The data below must be copied in full and without any change.

>> START Records supplied

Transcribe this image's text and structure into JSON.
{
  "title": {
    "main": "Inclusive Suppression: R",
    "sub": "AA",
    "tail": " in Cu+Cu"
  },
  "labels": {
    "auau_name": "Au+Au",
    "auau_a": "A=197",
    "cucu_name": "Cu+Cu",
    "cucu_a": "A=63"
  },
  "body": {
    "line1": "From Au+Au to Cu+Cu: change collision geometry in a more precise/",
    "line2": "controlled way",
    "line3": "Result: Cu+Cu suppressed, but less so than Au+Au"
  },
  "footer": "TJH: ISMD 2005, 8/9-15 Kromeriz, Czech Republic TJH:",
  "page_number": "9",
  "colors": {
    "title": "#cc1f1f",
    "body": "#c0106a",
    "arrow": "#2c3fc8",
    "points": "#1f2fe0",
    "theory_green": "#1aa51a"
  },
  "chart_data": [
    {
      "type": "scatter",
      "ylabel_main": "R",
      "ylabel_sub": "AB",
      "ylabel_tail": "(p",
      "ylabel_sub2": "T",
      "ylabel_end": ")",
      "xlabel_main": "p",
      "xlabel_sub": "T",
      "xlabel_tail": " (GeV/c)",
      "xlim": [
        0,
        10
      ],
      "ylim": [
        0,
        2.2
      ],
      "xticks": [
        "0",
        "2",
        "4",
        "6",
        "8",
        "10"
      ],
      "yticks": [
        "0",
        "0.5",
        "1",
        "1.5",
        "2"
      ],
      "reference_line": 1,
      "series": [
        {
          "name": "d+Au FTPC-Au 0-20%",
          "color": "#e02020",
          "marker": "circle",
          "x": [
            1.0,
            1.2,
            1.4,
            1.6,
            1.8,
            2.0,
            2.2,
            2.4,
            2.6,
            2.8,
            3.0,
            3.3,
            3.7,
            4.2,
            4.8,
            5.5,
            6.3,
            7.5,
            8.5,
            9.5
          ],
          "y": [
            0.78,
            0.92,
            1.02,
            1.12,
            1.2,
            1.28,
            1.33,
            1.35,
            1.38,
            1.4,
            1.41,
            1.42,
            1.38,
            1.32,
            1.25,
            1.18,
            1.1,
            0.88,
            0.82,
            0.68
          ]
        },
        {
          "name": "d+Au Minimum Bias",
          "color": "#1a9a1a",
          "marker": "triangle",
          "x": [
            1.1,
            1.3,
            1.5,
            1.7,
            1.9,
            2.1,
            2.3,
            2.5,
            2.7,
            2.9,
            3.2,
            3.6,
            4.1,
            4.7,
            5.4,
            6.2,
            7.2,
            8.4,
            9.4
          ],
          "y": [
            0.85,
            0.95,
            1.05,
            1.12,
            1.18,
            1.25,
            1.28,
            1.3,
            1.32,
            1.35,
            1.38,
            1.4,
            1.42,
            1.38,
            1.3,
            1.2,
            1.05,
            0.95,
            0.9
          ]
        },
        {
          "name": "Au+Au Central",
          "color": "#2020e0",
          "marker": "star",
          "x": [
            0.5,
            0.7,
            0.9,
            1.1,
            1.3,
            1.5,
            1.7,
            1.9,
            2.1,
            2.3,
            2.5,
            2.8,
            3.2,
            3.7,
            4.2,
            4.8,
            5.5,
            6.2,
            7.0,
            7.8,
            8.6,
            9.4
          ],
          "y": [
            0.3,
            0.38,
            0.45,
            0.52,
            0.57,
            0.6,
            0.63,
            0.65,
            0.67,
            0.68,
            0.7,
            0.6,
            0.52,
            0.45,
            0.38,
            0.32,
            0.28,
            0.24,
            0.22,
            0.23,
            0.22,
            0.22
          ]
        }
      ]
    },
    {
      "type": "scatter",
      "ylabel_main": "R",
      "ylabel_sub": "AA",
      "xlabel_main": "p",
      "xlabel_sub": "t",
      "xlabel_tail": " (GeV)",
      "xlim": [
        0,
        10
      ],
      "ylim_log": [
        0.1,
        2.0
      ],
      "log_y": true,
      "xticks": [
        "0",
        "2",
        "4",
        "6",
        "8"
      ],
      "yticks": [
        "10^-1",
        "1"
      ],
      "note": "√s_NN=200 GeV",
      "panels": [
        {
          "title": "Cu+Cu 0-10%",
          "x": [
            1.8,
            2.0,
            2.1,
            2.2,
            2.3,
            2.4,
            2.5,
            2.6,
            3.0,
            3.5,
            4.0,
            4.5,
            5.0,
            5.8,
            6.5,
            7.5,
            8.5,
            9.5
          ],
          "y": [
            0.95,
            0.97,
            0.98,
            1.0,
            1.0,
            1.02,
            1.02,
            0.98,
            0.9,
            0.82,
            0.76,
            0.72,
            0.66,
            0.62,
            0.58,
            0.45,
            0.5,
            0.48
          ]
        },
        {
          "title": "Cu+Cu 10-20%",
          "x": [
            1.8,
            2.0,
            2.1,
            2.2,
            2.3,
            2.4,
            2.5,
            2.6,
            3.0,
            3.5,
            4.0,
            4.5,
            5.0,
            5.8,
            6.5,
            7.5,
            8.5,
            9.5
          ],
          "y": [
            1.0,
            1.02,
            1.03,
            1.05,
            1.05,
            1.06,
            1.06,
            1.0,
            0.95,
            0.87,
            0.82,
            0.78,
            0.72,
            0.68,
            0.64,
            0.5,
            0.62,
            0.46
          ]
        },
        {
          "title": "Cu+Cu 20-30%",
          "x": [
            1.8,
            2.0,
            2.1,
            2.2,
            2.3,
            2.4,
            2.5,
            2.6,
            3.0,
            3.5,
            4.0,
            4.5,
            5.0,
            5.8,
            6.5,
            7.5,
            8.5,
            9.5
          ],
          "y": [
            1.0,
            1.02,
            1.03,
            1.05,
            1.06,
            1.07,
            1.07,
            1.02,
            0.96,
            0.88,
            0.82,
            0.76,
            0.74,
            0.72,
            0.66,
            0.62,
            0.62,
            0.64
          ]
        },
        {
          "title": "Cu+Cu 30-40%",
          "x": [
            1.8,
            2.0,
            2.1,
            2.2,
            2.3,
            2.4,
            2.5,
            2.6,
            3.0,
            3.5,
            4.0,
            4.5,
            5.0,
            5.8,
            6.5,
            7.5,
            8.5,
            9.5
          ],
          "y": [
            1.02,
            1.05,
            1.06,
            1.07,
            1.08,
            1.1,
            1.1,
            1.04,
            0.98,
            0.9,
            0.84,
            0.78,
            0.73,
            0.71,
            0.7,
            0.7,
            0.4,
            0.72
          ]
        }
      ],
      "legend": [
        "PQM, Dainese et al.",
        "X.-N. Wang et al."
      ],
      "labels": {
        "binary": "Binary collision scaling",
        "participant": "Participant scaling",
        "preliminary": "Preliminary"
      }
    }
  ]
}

>> END Records supplied

** Solution below **
Transcribe this image's text and structure into JSON.
{
  "title": {
    "main": "Inclusive Suppression: R",
    "sub": "AA",
    "tail": " in Cu+Cu"
  },
  "labels": {
    "auau_name": "Au+Au",
    "auau_a": "A=197",
    "cucu_name": "Cu+Cu",
    "cucu_a": "A=63"
  },
  "body": {
    "line1": "From Au+Au to Cu+Cu: change collision geometry in a more precise/",
    "line2": "controlled way",
    "line3": "Result: Cu+Cu suppressed, but less so than Au+Au"
  },
  "footer": "TJH: ISMD 2005, 8/9-15 Kromeriz, Czech Republic TJH:",
  "page_number": "9",
  "colors": {
    "title": "#cc1f1f",
    "body": "#c0106a",
    "arrow": "#2c3fc8",
    "points": "#1f2fe0",
    "theory_green": "#1aa51a"
  },
  "chart_data": [
    {
      "type": "scatter",
      "ylabel_main": "R",
      "ylabel_sub": "AB",
      "ylabel_tail": "(p",
      "ylabel_sub2": "T",
      "ylabel_end": ")",
      "xlabel_main": "p",
      "xlabel_sub": "T",
      "xlabel_tail": " (GeV/c)",
      "xlim": [
        0,
        10
      ],
      "ylim": [
        0,
        2.2
      ],
      "xticks": [
        "0",
        "2",
        "4",
        "6",
        "8",
        "10"
      ],
      "yticks": [
        "0",
        "0.5",
        "1",
        "1.5",
        "2"
      ],
      "reference_line": 1,
      "series": [
        {
          "name": "d+Au FTPC-Au 0-20%",
          "color": "#e02020",
          "marker": "circle",
          "x": [
            1.0,
            1.2,
            1.4,
            1.6,
            1.8,
            2.0,
            2.2,
            2.4,
            2.6,
            2.8,
            3.0,
            3.3,
            3.7,
            4.2,
            4.8,
            5.5,
            6.3,
            7.5,
            8.5,
            9.5
          ],
          "y": [
            0.78,
            0.92,
            1.02,
            1.12,
            1.2,
            1.28,
            1.33,
            1.35,
            1.38,
            1.4,
            1.41,
            1.42,
            1.38,
            1.32,
            1.25,
            1.18,
            1.1,
            0.88,
            0.82,
            0.68
          ]
        },
        {
          "name": "d+Au Minimum Bias",
          "color": "#1a9a1a",
          "marker": "triangle",
          "x": [
            1.1,
            1.3,
            1.5,
            1.7,
            1.9,
            2.1,
            2.3,
            2.5,
            2.7,
            2.9,
            3.2,
            3.6,
            4.1,
            4.7,
            5.4,
            6.2,
            7.2,
            8.4,
            9.4
          ],
          "y": [
            0.85,
            0.95,
            1.05,
            1.12,
            1.18,
            1.25,
            1.28,
            1.3,
            1.32,
            1.35,
            1.38,
            1.4,
            1.42,
            1.38,
            1.3,
            1.2,
            1.05,
            0.95,
            0.9
          ]
        },
        {
          "name": "Au+Au Central",
          "color": "#2020e0",
          "marker": "star",
          "x": [
            0.5,
            0.7,
            0.9,
            1.1,
            1.3,
            1.5,
            1.7,
            1.9,
            2.1,
            2.3,
            2.5,
            2.8,
            3.2,
            3.7,
            4.2,
            4.8,
            5.5,
            6.2,
            7.0,
            7.8,
            8.6,
            9.4
          ],
          "y": [
            0.3,
            0.38,
            0.45,
            0.52,
            0.57,
            0.6,
            0.63,
            0.65,
            0.67,
            0.68,
            0.7,
            0.6,
            0.52,
            0.45,
            0.38,
            0.32,
            0.28,
            0.24,
            0.22,
            0.23,
            0.22,
            0.22
          ]
        }
      ]
    },
    {
      "type": "scatter",
      "ylabel_main": "R",
      "ylabel_sub": "AA",
      "xlabel_main": "p",
      "xlabel_sub": "t",
      "xlabel_tail": " (GeV)",
      "xlim": [
        0,
        10
      ],
      "ylim_log": [
        0.1,
        2.0
      ],
      "log_y": true,
      "xticks": [
        "0",
        "2",
        "4",
        "6",
        "8"
      ],
      "yticks": [
        "10^-1",
        "1"
      ],
      "note": "√s_NN=200 GeV",
      "panels": [
        {
          "title": "Cu+Cu 0-10%",
          "x": [
            1.8,
            2.0,
            2.1,
            2.2,
            2.3,
            2.4,
            2.5,
            2.6,
            3.0,
            3.5,
            4.0,
            4.5,
            5.0,
            5.8,
            6.5,
            7.5,
            8.5,
            9.5
          ],
          "y": [
            0.95,
            0.97,
            0.98,
            1.0,
            1.0,
            1.02,
            1.02,
            0.98,
            0.9,
            0.82,
            0.76,
            0.72,
            0.66,
            0.62,
            0.58,
            0.45,
            0.5,
            0.48
          ]
        },
        {
          "title": "Cu+Cu 10-20%",
          "x": [
            1.8,
            2.0,
            2.1,
            2.2,
            2.3,
            2.4,
            2.5,
            2.6,
            3.0,
            3.5,
            4.0,
            4.5,
            5.0,
            5.8,
            6.5,
            7.5,
            8.5,
            9.5
          ],
          "y": [
            1.0,
            1.02,
            1.03,
            1.05,
            1.05,
            1.06,
            1.06,
            1.0,
            0.95,
            0.87,
            0.82,
            0.78,
            0.72,
            0.68,
            0.64,
            0.5,
            0.62,
            0.46
          ]
        },
        {
          "title": "Cu+Cu 20-30%",
          "x": [
            1.8,
            2.0,
            2.1,
            2.2,
            2.3,
            2.4,
            2.5,
            2.6,
            3.0,
            3.5,
            4.0,
            4.5,
            5.0,
            5.8,
            6.5,
            7.5,
            8.5,
            9.5
          ],
          "y": [
            1.0,
            1.02,
            1.03,
            1.05,
            1.06,
            1.07,
            1.07,
            1.02,
            0.96,
            0.88,
            0.82,
            0.76,
            0.74,
            0.72,
            0.66,
            0.62,
            0.62,
            0.64
          ]
        },
        {
          "title": "Cu+Cu 30-40%",
          "x": [
            1.8,
            2.0,
            2.1,
            2.2,
            2.3,
            2.4,
            2.5,
            2.6,
            3.0,
            3.5,
            4.0,
            4.5,
            5.0,
            5.8,
            6.5,
            7.5,
            8.5,
            9.5
          ],
          "y": [
            1.02,
            1.05,
            1.06,
            1.07,
            1.08,
            1.1,
            1.1,
            1.04,
            0.98,
            0.9,
            0.84,
            0.78,
            0.73,
            0.71,
            0.7,
            0.7,
            0.4,
            0.72
          ]
        }
      ],
      "legend": [
        "PQM, Dainese et al.",
        "X.-N. Wang et al."
      ],
      "labels": {
        "binary": "Binary collision scaling",
        "participant": "Participant scaling",
        "preliminary": "Preliminary"
      }
    }
  ]
}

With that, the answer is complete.